● **DESCRIPTION OF THE TASK**: Tally the lines in the listing below that contain "centro" and report the tally alone.

Stored records:

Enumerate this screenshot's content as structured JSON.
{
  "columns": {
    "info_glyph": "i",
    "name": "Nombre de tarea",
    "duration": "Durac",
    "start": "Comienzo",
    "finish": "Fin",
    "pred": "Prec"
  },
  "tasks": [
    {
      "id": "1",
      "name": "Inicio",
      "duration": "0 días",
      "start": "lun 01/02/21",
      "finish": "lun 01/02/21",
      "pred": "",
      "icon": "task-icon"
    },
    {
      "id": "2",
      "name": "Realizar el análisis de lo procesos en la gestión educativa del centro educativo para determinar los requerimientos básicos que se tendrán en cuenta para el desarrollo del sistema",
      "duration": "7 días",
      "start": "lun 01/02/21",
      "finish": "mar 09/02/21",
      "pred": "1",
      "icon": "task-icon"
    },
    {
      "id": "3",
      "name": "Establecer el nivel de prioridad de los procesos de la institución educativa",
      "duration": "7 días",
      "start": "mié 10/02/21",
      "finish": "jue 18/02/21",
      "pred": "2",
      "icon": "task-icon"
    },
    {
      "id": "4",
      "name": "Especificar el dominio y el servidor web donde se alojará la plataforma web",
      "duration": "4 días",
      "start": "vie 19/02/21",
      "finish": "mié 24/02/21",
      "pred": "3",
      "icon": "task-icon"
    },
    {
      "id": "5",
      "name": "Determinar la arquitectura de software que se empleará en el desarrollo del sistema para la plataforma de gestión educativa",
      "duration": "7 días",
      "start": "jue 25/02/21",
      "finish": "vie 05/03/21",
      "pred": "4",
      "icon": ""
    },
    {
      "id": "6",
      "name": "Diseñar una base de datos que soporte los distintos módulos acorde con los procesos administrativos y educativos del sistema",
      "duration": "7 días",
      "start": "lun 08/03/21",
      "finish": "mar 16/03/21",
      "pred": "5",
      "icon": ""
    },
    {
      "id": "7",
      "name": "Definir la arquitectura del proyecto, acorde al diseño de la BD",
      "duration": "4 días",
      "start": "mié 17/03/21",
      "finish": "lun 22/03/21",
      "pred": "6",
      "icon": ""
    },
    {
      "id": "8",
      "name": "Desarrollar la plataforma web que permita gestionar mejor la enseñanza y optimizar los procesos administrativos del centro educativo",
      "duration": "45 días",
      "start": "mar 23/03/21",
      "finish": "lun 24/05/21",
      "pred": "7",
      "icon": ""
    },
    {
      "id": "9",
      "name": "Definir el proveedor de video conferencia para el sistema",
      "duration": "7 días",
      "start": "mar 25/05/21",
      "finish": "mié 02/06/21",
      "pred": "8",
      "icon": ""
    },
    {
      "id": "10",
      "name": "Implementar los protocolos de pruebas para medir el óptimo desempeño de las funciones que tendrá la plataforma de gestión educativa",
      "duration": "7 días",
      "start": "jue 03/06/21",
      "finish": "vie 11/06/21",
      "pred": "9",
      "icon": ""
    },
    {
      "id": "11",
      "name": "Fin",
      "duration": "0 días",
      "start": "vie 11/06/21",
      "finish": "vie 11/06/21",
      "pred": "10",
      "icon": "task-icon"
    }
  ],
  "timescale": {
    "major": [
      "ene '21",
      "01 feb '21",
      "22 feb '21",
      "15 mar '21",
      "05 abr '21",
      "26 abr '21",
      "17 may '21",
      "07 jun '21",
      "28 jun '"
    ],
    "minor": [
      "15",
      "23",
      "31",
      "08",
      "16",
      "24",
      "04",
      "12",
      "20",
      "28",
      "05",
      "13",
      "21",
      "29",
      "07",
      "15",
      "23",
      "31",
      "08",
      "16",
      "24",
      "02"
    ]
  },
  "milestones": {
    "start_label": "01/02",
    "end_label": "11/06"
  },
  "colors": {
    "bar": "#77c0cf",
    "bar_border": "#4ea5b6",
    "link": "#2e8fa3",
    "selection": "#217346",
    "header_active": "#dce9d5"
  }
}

● **EXPECTED ANSWER**: 2